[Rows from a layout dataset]
====================

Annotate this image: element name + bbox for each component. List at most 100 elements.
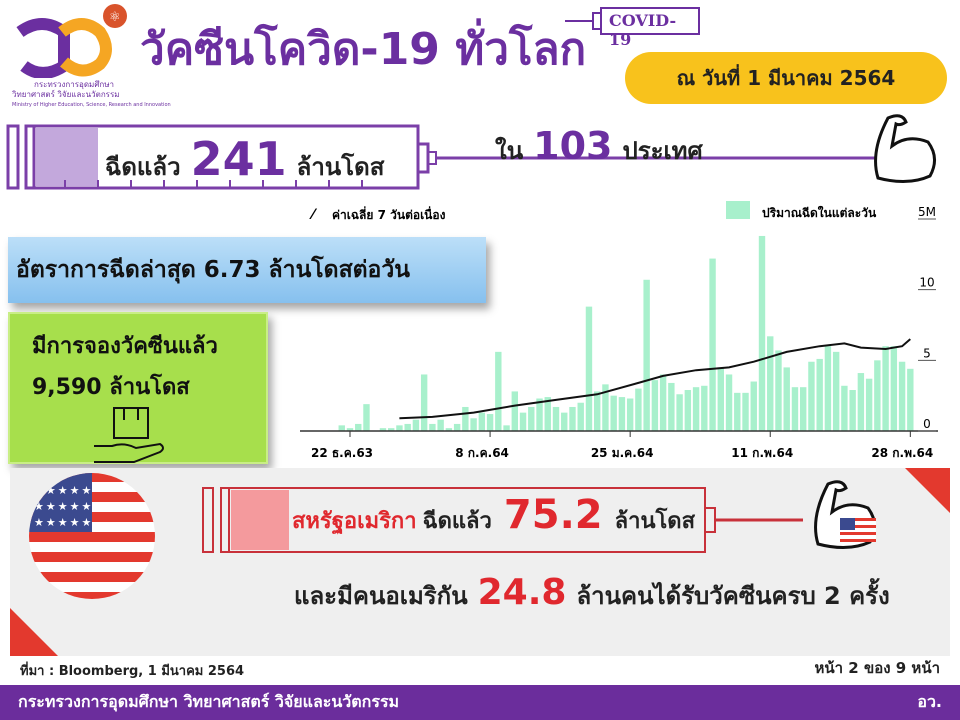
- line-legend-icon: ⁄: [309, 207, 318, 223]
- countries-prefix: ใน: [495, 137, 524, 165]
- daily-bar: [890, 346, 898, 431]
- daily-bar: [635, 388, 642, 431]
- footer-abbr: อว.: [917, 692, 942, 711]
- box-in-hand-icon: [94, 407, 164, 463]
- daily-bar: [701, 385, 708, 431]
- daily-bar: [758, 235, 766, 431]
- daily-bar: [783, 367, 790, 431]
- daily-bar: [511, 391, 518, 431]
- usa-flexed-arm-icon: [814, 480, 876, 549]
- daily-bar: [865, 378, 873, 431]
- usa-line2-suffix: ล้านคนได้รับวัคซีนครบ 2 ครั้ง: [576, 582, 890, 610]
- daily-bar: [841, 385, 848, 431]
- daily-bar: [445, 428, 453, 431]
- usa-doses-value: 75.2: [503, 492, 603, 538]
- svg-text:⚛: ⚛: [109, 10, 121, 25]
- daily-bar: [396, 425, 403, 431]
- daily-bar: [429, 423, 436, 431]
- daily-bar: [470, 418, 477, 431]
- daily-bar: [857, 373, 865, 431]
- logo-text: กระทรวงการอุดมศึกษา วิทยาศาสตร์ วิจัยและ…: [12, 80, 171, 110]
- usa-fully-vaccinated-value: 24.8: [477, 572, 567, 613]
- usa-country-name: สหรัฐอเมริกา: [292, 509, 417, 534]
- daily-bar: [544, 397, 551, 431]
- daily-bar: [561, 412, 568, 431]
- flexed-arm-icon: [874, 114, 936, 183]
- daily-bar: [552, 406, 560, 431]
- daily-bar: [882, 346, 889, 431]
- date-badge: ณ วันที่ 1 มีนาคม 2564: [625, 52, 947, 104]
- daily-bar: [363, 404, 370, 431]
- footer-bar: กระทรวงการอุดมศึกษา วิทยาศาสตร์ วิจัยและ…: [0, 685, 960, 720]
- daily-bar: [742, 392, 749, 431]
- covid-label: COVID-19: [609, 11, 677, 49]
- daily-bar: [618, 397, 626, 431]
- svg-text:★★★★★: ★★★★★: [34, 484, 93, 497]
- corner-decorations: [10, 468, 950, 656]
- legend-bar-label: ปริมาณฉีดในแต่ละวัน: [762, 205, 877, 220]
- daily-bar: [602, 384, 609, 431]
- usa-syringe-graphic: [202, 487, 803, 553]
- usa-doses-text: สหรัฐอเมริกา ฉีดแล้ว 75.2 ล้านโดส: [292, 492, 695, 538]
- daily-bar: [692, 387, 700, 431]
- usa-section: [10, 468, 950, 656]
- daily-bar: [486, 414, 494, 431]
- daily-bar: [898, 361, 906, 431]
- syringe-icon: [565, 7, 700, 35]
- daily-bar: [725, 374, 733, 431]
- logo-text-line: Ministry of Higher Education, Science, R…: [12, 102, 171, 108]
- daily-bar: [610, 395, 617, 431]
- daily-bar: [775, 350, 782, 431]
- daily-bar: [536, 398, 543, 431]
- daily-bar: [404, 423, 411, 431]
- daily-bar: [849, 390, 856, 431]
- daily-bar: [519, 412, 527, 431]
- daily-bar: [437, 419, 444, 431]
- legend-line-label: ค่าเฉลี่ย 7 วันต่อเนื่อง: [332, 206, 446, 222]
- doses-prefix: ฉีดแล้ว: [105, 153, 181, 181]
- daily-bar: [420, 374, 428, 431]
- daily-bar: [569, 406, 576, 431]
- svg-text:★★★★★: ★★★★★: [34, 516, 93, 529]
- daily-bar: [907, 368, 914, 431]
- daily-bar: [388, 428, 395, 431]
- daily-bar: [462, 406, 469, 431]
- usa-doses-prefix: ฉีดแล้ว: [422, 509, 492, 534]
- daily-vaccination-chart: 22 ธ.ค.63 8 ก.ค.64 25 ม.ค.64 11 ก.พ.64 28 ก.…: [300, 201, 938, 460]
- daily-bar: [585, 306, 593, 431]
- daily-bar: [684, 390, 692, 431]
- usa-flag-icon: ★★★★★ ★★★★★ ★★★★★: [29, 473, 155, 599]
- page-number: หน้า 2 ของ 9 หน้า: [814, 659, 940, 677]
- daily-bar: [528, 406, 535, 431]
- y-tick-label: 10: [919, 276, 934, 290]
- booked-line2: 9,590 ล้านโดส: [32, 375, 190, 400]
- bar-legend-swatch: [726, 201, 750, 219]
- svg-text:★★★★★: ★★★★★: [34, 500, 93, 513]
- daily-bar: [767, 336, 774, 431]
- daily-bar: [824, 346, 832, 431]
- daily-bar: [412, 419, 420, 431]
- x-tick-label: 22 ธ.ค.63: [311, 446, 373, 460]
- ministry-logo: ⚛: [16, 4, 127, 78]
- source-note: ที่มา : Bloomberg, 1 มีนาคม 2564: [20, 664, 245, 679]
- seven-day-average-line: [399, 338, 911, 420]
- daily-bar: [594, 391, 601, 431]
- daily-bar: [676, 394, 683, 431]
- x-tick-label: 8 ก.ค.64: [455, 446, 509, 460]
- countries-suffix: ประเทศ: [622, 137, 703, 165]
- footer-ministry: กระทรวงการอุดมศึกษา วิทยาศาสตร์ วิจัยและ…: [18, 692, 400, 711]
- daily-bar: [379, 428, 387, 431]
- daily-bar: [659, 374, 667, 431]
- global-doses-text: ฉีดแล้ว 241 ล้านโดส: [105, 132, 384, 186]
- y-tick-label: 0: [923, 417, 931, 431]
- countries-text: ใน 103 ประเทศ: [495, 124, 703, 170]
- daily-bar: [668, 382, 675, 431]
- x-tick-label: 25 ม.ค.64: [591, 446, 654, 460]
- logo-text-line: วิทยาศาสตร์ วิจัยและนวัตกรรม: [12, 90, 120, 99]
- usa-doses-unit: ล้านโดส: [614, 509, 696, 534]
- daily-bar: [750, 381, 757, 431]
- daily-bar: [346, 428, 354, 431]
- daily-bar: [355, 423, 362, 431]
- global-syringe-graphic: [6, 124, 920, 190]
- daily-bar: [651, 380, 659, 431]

====================

▶ Task brief
How many lines of the items above contain the string "global"? Matching is case-sensitive; reply with only the number.

▶ Worked answer
2